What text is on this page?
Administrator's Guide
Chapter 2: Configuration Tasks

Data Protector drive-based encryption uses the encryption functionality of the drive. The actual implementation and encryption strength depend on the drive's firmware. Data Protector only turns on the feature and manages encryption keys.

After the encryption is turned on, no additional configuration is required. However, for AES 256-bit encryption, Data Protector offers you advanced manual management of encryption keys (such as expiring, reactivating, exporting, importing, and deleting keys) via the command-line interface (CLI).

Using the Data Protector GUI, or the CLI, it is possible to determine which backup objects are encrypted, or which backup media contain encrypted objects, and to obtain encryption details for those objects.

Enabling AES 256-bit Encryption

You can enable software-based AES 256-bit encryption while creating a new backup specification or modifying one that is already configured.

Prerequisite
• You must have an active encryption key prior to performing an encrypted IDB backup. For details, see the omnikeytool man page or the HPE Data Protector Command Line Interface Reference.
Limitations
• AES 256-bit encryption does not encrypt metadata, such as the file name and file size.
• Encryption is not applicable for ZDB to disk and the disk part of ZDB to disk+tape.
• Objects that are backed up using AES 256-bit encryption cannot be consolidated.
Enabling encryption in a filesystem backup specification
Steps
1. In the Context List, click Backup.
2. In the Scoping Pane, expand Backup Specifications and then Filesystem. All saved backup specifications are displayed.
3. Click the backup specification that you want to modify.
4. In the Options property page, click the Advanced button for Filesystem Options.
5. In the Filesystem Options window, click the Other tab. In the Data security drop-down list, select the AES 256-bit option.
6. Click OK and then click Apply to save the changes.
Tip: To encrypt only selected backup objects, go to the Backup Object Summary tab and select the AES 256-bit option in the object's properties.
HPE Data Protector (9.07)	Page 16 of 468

== WORK TO DO ==
List every line above that holds the word "Options".

== THE RESPONSE ==
4. In the Options property page, click the Advanced button for Filesystem Options.
5. In the Filesystem Options window, click the Other tab. In the Data security drop-down list, select the AES 256-bit option.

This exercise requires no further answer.